Task to complete
Tally the lines below that contain the word "JSON", and give only that number.

Source material

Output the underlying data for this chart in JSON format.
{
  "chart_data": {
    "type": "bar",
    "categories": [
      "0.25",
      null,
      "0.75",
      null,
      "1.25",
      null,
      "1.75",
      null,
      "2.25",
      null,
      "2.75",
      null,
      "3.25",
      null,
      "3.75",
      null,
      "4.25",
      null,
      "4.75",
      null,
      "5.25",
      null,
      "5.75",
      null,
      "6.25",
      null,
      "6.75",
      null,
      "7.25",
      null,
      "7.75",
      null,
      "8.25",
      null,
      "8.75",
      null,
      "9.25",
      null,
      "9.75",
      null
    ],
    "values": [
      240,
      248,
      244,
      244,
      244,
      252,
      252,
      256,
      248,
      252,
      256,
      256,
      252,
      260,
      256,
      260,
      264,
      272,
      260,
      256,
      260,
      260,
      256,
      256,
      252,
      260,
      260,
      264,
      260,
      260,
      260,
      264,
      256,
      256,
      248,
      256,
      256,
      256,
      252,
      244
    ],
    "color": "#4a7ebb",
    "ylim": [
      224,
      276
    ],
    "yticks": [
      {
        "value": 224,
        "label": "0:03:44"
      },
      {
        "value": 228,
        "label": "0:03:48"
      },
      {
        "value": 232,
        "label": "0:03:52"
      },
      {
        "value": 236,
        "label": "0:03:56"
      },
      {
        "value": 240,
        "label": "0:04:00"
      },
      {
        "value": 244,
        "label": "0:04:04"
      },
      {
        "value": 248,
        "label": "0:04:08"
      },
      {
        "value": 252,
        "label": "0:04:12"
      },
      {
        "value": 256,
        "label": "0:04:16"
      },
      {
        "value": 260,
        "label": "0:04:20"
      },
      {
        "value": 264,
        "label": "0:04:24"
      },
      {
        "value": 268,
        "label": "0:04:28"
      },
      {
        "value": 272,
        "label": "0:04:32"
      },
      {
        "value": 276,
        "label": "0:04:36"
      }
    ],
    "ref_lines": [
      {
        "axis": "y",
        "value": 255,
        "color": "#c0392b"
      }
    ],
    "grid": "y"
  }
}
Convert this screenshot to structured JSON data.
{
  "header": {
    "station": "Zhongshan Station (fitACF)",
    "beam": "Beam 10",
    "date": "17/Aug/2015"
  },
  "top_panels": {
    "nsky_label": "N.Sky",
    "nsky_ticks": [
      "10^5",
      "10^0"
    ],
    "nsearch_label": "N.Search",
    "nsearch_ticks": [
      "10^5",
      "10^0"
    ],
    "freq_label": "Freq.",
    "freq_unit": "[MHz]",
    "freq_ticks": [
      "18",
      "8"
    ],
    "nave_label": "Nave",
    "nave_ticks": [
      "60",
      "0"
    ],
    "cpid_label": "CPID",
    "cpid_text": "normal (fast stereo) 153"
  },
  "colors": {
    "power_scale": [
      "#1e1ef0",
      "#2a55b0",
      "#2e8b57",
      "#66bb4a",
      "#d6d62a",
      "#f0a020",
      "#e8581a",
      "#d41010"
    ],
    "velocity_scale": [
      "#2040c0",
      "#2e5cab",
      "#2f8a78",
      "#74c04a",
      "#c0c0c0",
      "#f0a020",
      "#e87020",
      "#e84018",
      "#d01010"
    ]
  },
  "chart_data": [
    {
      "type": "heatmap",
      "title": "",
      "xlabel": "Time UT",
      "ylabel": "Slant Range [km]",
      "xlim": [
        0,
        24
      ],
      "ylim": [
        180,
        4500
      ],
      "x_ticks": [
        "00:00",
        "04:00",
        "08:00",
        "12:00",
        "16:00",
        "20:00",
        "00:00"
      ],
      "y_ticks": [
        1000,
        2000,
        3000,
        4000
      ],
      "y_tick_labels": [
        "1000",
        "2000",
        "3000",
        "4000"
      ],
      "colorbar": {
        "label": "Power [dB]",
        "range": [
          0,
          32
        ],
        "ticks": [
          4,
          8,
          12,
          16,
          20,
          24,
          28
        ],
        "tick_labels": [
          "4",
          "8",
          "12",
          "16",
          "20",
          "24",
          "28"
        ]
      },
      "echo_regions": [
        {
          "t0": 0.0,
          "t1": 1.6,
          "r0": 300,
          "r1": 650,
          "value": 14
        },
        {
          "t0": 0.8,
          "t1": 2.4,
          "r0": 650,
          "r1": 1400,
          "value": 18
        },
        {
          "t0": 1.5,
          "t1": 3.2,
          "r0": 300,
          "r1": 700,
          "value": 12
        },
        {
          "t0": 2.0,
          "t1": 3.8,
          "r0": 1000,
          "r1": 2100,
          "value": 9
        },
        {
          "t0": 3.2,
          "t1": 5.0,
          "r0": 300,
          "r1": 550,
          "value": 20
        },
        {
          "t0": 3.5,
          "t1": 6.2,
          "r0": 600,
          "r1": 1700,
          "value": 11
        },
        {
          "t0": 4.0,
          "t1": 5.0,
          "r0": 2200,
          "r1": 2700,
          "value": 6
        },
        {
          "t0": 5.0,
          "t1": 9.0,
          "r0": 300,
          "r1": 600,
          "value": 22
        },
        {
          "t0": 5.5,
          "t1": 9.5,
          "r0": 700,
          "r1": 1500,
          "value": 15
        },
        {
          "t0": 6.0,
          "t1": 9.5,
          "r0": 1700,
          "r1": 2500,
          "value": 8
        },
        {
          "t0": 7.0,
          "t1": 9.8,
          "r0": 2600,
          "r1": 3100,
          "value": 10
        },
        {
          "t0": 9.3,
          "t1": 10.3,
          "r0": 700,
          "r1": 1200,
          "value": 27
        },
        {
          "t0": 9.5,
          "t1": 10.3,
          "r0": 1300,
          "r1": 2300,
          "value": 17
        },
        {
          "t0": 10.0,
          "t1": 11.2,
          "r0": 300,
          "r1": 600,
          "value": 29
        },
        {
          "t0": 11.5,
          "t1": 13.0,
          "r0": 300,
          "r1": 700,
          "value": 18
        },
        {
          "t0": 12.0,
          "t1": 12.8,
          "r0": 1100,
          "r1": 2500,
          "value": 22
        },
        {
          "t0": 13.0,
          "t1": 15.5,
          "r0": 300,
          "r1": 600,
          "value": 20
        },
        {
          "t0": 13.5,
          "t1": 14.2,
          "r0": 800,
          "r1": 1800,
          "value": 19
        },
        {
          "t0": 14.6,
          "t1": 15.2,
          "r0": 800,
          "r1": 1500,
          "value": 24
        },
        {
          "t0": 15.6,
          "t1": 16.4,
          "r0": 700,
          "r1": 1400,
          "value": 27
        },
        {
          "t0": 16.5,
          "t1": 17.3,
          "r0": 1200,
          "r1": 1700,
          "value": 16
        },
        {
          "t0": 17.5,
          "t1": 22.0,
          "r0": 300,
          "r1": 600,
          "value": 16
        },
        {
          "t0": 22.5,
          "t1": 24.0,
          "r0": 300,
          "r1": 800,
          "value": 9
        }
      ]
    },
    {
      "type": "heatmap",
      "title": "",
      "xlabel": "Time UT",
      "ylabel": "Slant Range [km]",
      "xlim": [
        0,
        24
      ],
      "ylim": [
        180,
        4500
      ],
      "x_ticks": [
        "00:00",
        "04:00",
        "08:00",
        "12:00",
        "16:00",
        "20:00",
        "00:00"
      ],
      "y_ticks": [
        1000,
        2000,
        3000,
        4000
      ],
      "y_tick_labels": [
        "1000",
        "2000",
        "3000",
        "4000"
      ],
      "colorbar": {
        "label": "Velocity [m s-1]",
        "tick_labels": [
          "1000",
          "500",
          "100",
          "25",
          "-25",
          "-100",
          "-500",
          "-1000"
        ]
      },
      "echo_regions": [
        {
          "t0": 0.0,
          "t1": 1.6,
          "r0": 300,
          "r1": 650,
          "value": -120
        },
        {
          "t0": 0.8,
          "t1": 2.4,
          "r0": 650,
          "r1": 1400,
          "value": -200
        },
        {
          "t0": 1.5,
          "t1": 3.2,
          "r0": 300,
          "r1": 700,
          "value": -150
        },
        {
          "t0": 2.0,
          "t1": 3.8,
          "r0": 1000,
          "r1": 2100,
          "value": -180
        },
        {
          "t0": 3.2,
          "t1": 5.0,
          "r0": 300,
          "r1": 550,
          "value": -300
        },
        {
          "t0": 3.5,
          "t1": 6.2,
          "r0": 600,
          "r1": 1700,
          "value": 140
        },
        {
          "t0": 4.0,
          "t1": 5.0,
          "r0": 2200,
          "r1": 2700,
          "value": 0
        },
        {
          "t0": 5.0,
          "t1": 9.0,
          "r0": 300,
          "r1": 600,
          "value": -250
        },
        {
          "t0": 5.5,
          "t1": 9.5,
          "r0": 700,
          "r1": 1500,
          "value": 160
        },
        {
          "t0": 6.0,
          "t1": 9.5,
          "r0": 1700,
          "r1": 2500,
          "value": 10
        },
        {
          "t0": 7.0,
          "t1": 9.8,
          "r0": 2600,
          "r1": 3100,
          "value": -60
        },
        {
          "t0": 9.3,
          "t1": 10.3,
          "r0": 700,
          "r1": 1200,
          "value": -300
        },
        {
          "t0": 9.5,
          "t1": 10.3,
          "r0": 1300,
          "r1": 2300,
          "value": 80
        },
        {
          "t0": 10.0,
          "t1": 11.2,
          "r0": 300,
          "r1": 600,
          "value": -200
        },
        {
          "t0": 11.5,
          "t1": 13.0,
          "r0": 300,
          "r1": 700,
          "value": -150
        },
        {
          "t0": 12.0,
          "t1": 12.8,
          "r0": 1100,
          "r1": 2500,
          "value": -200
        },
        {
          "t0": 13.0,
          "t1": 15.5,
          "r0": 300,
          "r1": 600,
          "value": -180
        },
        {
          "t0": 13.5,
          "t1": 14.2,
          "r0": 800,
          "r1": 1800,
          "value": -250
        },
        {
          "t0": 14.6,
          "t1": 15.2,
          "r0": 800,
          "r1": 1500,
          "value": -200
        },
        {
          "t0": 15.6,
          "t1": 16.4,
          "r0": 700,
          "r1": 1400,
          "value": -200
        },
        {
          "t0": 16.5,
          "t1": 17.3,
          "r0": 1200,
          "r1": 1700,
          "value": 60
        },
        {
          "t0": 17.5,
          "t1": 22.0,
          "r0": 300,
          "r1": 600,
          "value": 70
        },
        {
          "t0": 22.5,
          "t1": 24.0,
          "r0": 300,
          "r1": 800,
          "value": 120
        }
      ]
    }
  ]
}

Solution to this problem
2